Stored data entries:
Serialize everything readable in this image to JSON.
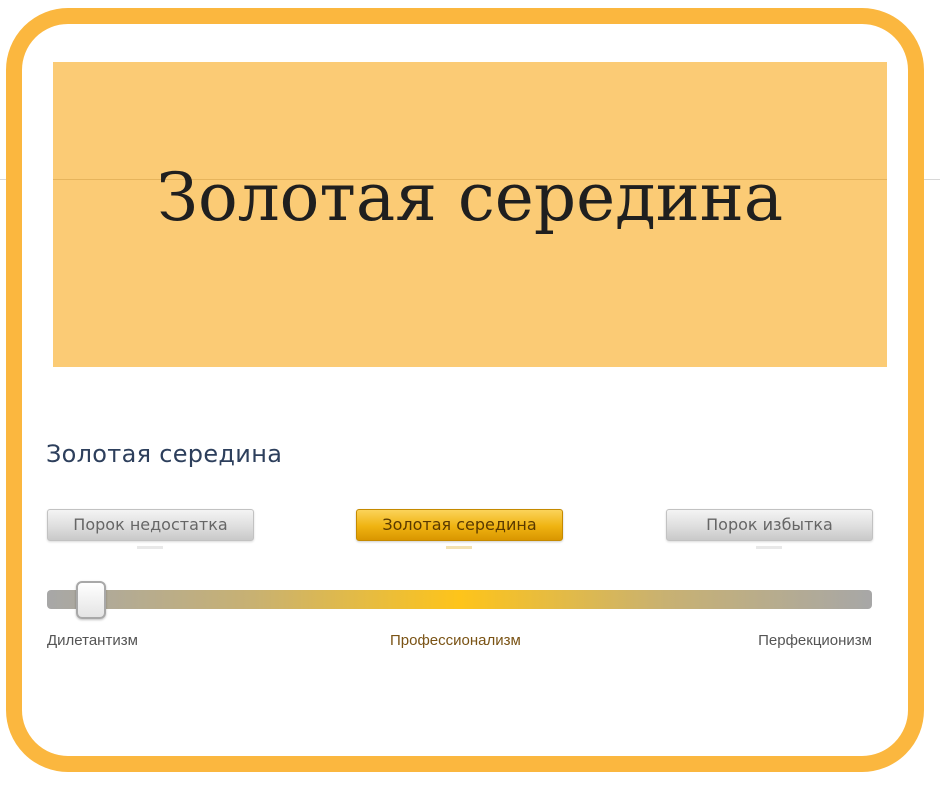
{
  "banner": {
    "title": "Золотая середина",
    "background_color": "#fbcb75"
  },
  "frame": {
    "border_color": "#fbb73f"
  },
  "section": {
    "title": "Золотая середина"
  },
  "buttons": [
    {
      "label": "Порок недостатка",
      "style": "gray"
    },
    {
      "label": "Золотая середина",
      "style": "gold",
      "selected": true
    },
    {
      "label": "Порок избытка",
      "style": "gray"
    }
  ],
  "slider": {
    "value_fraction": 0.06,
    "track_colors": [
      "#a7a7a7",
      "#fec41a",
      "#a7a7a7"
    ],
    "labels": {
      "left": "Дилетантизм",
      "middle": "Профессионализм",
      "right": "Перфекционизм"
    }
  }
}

==

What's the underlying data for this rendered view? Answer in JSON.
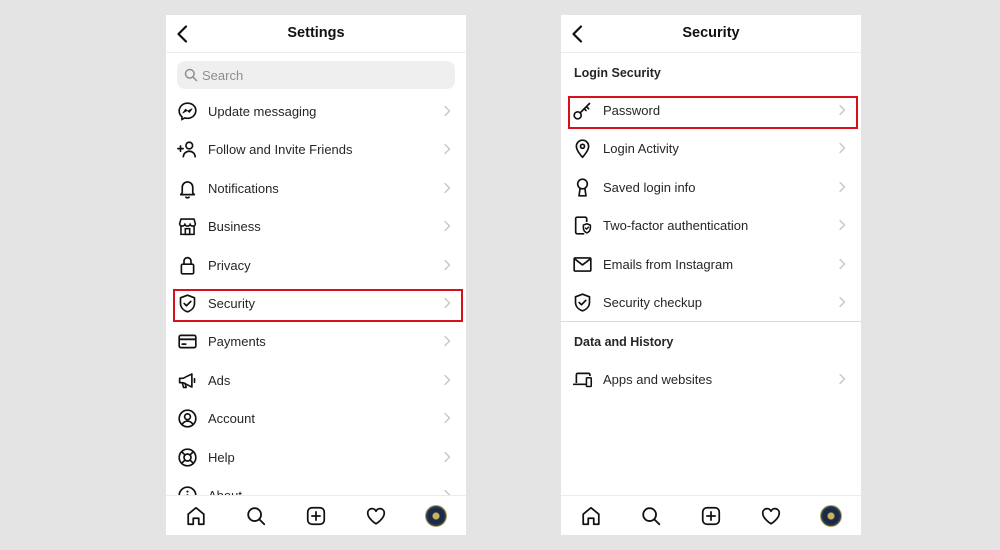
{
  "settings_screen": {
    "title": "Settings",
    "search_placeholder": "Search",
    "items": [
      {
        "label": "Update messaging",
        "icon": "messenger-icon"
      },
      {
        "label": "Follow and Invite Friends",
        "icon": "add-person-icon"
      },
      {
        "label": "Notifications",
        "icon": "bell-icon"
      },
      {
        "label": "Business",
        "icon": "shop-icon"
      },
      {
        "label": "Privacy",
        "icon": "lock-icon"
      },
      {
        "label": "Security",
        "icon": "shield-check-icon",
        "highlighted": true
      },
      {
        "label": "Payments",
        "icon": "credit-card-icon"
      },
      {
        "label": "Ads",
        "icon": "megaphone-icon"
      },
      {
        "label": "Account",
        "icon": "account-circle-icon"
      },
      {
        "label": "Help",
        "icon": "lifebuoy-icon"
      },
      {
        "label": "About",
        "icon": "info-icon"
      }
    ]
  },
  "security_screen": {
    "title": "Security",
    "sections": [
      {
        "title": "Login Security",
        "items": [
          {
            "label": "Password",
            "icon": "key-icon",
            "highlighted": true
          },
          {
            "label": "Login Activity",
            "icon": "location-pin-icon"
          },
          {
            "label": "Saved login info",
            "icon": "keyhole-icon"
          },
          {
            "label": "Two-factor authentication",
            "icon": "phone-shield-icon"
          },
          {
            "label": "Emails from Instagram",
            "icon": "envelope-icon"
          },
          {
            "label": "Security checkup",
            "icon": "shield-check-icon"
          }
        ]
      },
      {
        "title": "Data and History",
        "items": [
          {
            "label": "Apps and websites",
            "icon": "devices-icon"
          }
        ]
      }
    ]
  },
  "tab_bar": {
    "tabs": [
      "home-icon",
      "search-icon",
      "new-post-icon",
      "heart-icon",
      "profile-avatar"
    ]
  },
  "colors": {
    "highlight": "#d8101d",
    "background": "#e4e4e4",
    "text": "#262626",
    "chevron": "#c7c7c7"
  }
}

__Written task__. Pull every line holding "title" out of the records.

__Finished exercise__.
    "title": "Золотая середина",
    "title": "Золотая середина"
    "title": "Settings",
    "title": "Security",
        "title": "Login Security",
        "title": "Data and History",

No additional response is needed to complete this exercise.